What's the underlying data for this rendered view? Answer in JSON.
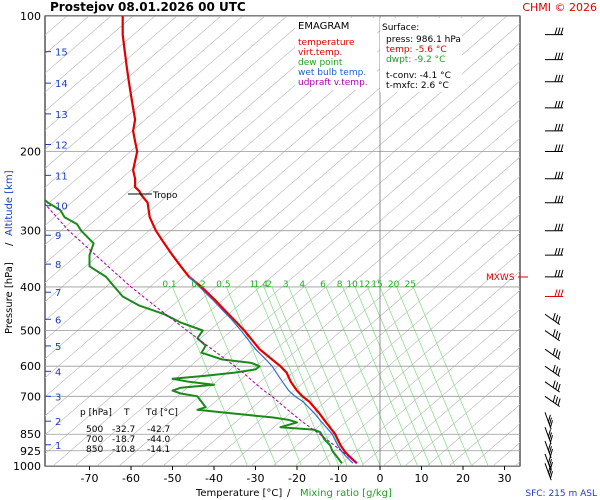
{
  "header": {
    "station": "Prostejov",
    "datetime": "08.01.2026 00 UTC",
    "credit": "CHMI © 2026"
  },
  "legend": {
    "title": "EMAGRAM",
    "items": [
      {
        "label": "temperature",
        "color": "#e00000"
      },
      {
        "label": "virt.temp.",
        "color": "#e00000"
      },
      {
        "label": "dew point",
        "color": "#20a020"
      },
      {
        "label": "wet bulb temp.",
        "color": "#2060d0"
      },
      {
        "label": "udpraft v.temp.",
        "color": "#b000b0"
      }
    ]
  },
  "surface": {
    "title": "Surface:",
    "lines": [
      {
        "text": "press: 986.1 hPa",
        "color": "#000000"
      },
      {
        "text": "temp: -5.6 °C",
        "color": "#e00000"
      },
      {
        "text": "dwpt: -9.2 °C",
        "color": "#20a020"
      },
      {
        "text": "t-conv: -4.1 °C",
        "color": "#000000"
      },
      {
        "text": "t-mxfc: 2.6 °C",
        "color": "#000000"
      }
    ]
  },
  "table": {
    "headers": [
      "p [hPa]",
      "T",
      "Td [°C]"
    ],
    "rows": [
      [
        "500",
        "-32.7",
        "-42.7"
      ],
      [
        "700",
        "-18.7",
        "-44.0"
      ],
      [
        "850",
        "-10.8",
        "-14.1"
      ]
    ]
  },
  "labels": {
    "tropo": "Tropo",
    "mxws": "MXWS",
    "sfc": "SFC: 215 m ASL",
    "ylabel_pressure": "Pressure [hPa]",
    "ylabel_sep": "/",
    "ylabel_altitude": "Altitude [km]",
    "xlabel_temp": "Temperature [°C]",
    "xlabel_sep": "/",
    "xlabel_mix": "Mixing ratio [g/kg]"
  },
  "colors": {
    "temperature": "#e00000",
    "dewpoint": "#1a8a1a",
    "wetbulb": "#3070d0",
    "parcel": "#a000a0",
    "isotherm": "#b8b8b8",
    "mixing_ratio": "#90e090",
    "altitude": "#1a3cc8"
  },
  "chart_data": {
    "type": "line",
    "x_axis": {
      "label": "Temperature [°C]",
      "range": [
        -80,
        30
      ],
      "ticks": [
        -70,
        -60,
        -50,
        -40,
        -30,
        -20,
        -10,
        0,
        10,
        20,
        30
      ]
    },
    "y_axis": {
      "label": "Pressure [hPa]",
      "scale": "log",
      "range": [
        1000,
        100
      ],
      "ticks": [
        100,
        200,
        300,
        400,
        500,
        600,
        700,
        850,
        925,
        1000
      ]
    },
    "altitude_ticks_km": [
      "1",
      "2",
      "3",
      "4",
      "5",
      "6",
      "7",
      "8",
      "9",
      "10",
      "11",
      "12",
      "13",
      "14",
      "15"
    ],
    "altitude_pressure_hPa": [
      897,
      795,
      700,
      616,
      541,
      472,
      411,
      356,
      307,
      264,
      226,
      193,
      165,
      141,
      120
    ],
    "mixing_ratio_labels": [
      "0.1",
      "0.2",
      "0.5",
      "1",
      "1.4",
      "2",
      "3",
      "4",
      "6",
      "8",
      "10",
      "12",
      "15",
      "20",
      "25"
    ],
    "mixing_ratio_label_temp_C": [
      -50,
      -43,
      -37,
      -30,
      -28,
      -26,
      -22,
      -18,
      -13,
      -9,
      -6,
      -3,
      0,
      4,
      8
    ],
    "series": [
      {
        "name": "temperature",
        "pressure": [
          986,
          950,
          925,
          900,
          850,
          800,
          760,
          720,
          700,
          680,
          650,
          620,
          600,
          580,
          550,
          500,
          470,
          450,
          430,
          400,
          380,
          360,
          340,
          320,
          300,
          280,
          260,
          250,
          245,
          240,
          230,
          220,
          210,
          200,
          190,
          180,
          170,
          160,
          150,
          140,
          130,
          120,
          110,
          100
        ],
        "temp": [
          -5.6,
          -7.5,
          -8.6,
          -9.5,
          -10.8,
          -13.0,
          -14.8,
          -17.0,
          -18.7,
          -20.0,
          -21.5,
          -22.5,
          -24.0,
          -26.0,
          -29.0,
          -32.7,
          -35.5,
          -37.5,
          -39.5,
          -43.0,
          -46.0,
          -48.0,
          -50.0,
          -52.0,
          -54.0,
          -55.5,
          -56.0,
          -57.5,
          -58.0,
          -59.0,
          -59.0,
          -59.5,
          -59.0,
          -58.5,
          -59.0,
          -59.5,
          -59.0,
          -59.5,
          -60.0,
          -60.5,
          -61.0,
          -61.5,
          -62.0,
          -62.0
        ]
      },
      {
        "name": "dew point",
        "pressure": [
          986,
          950,
          925,
          900,
          870,
          850,
          840,
          830,
          820,
          800,
          790,
          780,
          770,
          760,
          750,
          740,
          720,
          700,
          690,
          680,
          670,
          660,
          650,
          640,
          630,
          620,
          610,
          600,
          590,
          580,
          560,
          540,
          520,
          500,
          480,
          460,
          440,
          420,
          400,
          380,
          360,
          340,
          320,
          300,
          290,
          280,
          270,
          260,
          250
        ],
        "temp": [
          -9.2,
          -10.5,
          -11.5,
          -12.0,
          -13.5,
          -14.1,
          -14.5,
          -16.0,
          -24.0,
          -20.0,
          -22.0,
          -26.0,
          -32.0,
          -38.0,
          -44.0,
          -42.0,
          -43.0,
          -44.0,
          -48.0,
          -50.0,
          -48.0,
          -40.0,
          -46.0,
          -50.0,
          -42.0,
          -35.0,
          -30.0,
          -29.0,
          -31.0,
          -38.0,
          -43.0,
          -42.0,
          -44.0,
          -42.7,
          -48.0,
          -52.0,
          -58.0,
          -62.0,
          -64.0,
          -66.0,
          -70.0,
          -70.0,
          -69.0,
          -72.0,
          -73.0,
          -76.0,
          -77.0,
          -80.0,
          -82.0
        ]
      },
      {
        "name": "wet bulb temp.",
        "pressure": [
          986,
          950,
          925,
          900,
          850,
          800,
          760,
          720,
          700,
          680,
          650,
          620,
          600,
          580,
          550,
          500,
          470,
          450,
          430,
          400,
          380
        ],
        "temp": [
          -6.5,
          -8.3,
          -9.3,
          -10.2,
          -11.5,
          -14.0,
          -16.0,
          -18.5,
          -20.5,
          -22.0,
          -23.5,
          -25.0,
          -26.0,
          -27.5,
          -30.0,
          -33.5,
          -36.0,
          -38.0,
          -40.0,
          -43.5,
          -46.0
        ]
      },
      {
        "name": "udpraft v.temp.",
        "pressure": [
          986,
          900,
          850,
          800,
          760,
          720,
          700,
          680,
          650,
          620,
          600,
          550,
          500,
          450,
          400,
          350,
          300,
          260
        ],
        "temp": [
          -5.5,
          -11.0,
          -14.5,
          -18.5,
          -21.5,
          -24.5,
          -26.0,
          -28.0,
          -30.5,
          -33.0,
          -35.0,
          -40.5,
          -46.5,
          -53.0,
          -60.0,
          -67.0,
          -75.0,
          -81.0
        ]
      }
    ]
  }
}
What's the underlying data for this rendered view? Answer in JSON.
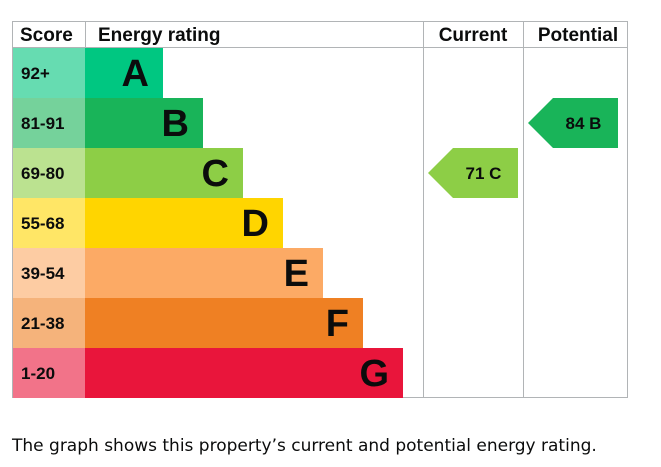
{
  "chart_data": {
    "type": "bar",
    "headers": {
      "score": "Score",
      "rating": "Energy rating",
      "current": "Current",
      "potential": "Potential"
    },
    "bands": [
      {
        "letter": "A",
        "range": "92+",
        "color": "#00c781",
        "score_bg": "#66dcb1"
      },
      {
        "letter": "B",
        "range": "81-91",
        "color": "#19b459",
        "score_bg": "#75d29b"
      },
      {
        "letter": "C",
        "range": "69-80",
        "color": "#8dce46",
        "score_bg": "#bbe290"
      },
      {
        "letter": "D",
        "range": "55-68",
        "color": "#ffd500",
        "score_bg": "#ffe666"
      },
      {
        "letter": "E",
        "range": "39-54",
        "color": "#fcaa65",
        "score_bg": "#fdcca3"
      },
      {
        "letter": "F",
        "range": "21-38",
        "color": "#ef8023",
        "score_bg": "#f5b37b"
      },
      {
        "letter": "G",
        "range": "1-20",
        "color": "#e9153b",
        "score_bg": "#f27389"
      }
    ],
    "current": {
      "value": 71,
      "band": "C",
      "label": "71 C",
      "color": "#8dce46"
    },
    "potential": {
      "value": 84,
      "band": "B",
      "label": "84 B",
      "color": "#19b459"
    }
  },
  "caption": "The graph shows this property’s current and potential energy rating."
}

• • •

Return solely the number of lines in the data that include the word "name".

4